What you need to do: Check every line for the word "name" and give the number of lines where it occurs, nothing else.

Figure collection entries:
======

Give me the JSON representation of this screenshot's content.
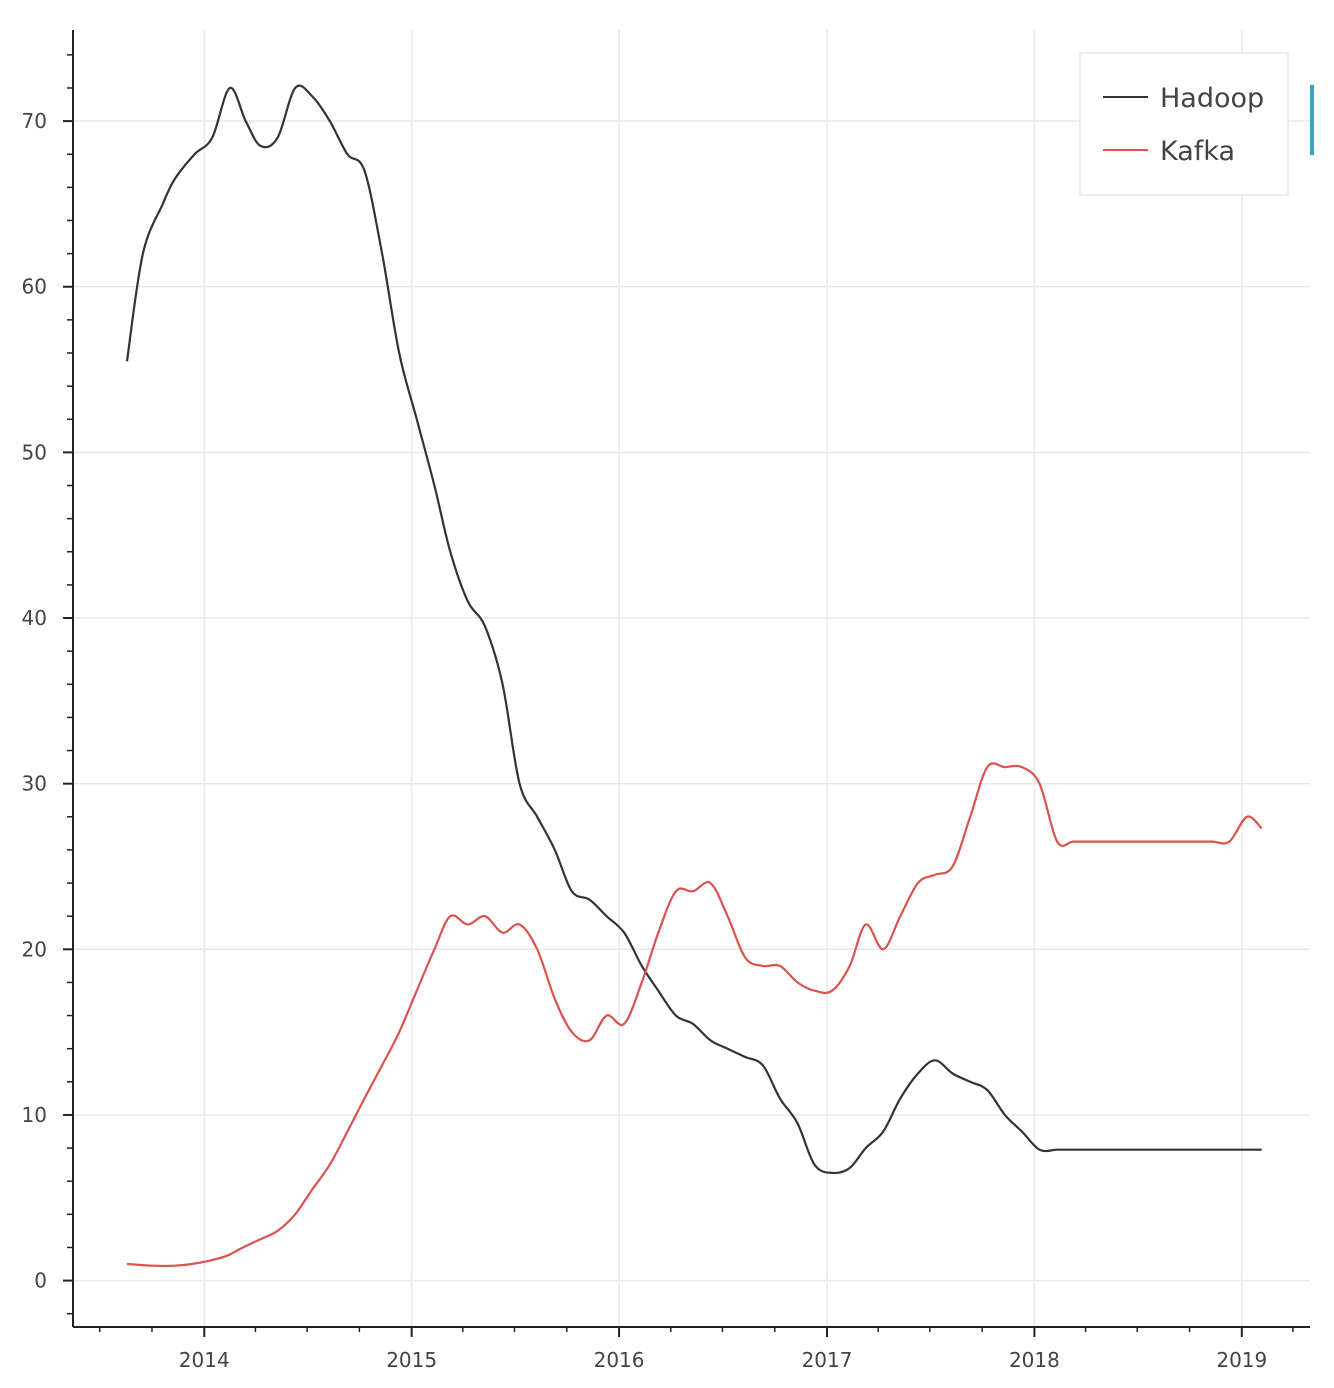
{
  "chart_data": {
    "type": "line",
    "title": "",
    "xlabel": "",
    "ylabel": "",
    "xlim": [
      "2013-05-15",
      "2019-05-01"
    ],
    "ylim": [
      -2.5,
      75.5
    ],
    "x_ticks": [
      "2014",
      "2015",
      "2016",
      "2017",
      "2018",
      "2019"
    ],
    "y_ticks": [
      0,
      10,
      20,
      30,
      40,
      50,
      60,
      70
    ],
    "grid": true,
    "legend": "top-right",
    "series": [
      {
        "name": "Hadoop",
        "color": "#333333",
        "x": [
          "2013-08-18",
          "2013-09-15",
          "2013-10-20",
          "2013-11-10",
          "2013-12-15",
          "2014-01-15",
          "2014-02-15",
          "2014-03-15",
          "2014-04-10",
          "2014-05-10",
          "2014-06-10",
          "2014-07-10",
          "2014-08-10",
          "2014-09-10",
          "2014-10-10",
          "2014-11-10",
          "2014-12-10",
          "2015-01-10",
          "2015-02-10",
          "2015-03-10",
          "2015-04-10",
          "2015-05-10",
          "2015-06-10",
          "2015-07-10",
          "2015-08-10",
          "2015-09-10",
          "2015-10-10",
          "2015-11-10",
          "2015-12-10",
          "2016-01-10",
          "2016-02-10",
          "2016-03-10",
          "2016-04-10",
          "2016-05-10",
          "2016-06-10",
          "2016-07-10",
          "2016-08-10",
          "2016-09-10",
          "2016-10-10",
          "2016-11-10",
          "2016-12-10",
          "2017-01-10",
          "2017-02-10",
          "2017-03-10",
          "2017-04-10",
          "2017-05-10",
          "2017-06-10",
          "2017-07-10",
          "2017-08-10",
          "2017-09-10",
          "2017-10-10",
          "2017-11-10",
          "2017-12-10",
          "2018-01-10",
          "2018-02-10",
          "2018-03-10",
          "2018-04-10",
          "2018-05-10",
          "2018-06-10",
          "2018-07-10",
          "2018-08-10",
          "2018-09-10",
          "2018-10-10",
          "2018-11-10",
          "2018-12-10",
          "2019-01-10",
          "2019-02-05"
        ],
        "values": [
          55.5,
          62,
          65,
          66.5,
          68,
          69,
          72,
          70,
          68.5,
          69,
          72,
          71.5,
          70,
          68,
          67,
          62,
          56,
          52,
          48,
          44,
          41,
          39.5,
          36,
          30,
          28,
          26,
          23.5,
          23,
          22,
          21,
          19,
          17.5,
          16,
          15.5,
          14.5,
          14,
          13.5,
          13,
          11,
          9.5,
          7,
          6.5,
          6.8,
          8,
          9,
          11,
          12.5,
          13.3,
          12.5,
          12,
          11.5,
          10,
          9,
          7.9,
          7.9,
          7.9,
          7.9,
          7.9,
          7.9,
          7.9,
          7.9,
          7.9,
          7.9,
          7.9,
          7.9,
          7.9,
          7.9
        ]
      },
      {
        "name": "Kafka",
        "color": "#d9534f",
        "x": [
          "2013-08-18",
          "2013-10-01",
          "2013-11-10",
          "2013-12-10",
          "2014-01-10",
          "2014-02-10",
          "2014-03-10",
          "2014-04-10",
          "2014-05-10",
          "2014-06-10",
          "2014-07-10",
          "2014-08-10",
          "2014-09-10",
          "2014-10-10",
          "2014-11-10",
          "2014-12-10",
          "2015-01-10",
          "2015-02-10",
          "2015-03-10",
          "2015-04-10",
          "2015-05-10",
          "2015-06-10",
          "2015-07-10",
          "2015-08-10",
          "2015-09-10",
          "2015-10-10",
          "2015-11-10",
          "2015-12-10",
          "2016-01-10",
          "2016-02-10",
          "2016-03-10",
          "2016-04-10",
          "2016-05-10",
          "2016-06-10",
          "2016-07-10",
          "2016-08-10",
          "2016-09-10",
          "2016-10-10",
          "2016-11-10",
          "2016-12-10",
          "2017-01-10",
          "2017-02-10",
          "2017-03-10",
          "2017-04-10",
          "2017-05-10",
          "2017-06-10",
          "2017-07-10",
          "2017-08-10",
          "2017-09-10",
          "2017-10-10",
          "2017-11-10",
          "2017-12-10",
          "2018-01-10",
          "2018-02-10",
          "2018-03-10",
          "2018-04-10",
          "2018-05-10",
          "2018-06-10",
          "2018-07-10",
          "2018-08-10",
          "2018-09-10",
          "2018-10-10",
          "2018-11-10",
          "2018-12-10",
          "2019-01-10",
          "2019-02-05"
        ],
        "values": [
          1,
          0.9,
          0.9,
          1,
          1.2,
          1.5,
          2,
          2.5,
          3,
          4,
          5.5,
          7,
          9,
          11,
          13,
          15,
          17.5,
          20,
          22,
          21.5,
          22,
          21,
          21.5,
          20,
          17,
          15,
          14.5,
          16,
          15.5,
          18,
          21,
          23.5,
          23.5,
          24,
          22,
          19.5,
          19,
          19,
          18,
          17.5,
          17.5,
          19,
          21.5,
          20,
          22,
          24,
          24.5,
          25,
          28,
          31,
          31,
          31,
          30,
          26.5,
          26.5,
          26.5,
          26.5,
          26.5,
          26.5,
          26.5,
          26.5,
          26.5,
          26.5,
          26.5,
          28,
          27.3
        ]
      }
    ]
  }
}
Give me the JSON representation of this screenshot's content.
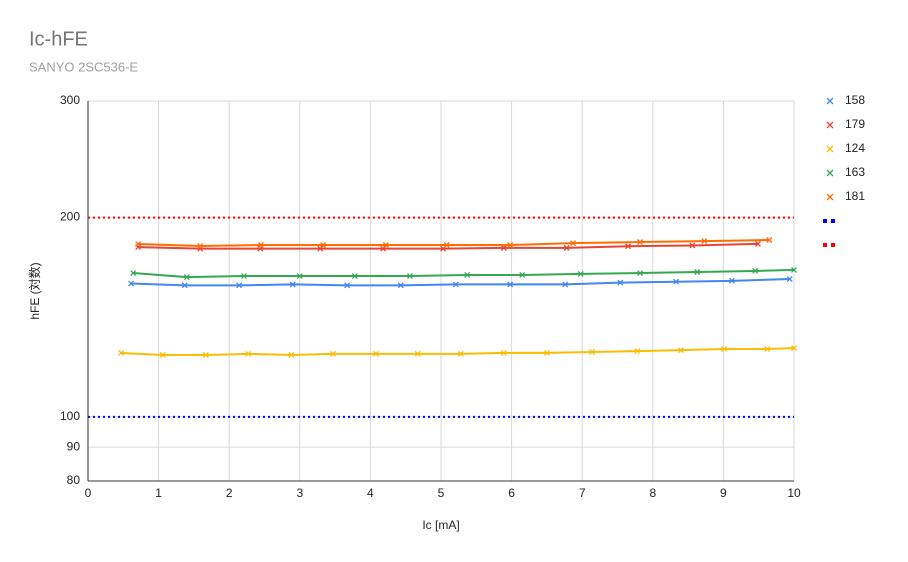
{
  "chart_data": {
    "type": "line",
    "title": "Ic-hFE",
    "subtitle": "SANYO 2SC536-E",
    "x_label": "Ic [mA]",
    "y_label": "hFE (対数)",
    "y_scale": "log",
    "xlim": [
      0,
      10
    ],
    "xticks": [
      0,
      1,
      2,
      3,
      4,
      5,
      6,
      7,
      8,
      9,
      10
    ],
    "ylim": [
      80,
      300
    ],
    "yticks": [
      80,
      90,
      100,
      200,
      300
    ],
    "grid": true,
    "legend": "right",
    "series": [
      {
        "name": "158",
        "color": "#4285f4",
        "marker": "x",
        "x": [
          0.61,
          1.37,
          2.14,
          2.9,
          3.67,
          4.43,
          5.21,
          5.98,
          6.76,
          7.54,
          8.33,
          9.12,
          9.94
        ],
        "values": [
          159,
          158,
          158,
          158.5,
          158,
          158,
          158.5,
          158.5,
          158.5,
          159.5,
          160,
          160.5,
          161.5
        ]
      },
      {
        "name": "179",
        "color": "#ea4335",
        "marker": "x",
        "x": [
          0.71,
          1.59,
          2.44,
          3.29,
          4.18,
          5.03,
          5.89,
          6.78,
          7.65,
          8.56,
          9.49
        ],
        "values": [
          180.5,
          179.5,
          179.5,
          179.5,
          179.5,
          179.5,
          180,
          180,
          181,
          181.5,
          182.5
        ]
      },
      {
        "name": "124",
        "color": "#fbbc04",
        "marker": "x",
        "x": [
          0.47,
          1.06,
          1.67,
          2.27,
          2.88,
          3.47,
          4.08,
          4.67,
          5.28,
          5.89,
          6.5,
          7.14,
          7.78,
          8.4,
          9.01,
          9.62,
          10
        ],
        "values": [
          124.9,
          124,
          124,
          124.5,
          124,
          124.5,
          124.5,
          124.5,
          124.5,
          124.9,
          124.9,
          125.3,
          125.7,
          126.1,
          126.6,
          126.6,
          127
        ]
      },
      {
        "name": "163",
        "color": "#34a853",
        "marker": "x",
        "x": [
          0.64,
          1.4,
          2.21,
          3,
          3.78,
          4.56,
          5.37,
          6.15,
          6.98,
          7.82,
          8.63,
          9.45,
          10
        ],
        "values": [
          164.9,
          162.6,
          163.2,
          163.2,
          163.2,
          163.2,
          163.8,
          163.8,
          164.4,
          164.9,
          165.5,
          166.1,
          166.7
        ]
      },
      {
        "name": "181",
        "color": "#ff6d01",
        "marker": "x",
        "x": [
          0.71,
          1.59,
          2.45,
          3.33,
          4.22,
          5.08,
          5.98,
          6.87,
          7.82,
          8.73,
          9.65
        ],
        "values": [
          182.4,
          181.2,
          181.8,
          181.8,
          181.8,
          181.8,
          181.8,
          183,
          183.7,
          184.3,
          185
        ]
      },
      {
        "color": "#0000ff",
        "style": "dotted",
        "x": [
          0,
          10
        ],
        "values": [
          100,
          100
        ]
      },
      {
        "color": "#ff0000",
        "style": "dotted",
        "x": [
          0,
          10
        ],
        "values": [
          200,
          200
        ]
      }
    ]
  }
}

======

Problem solution: 7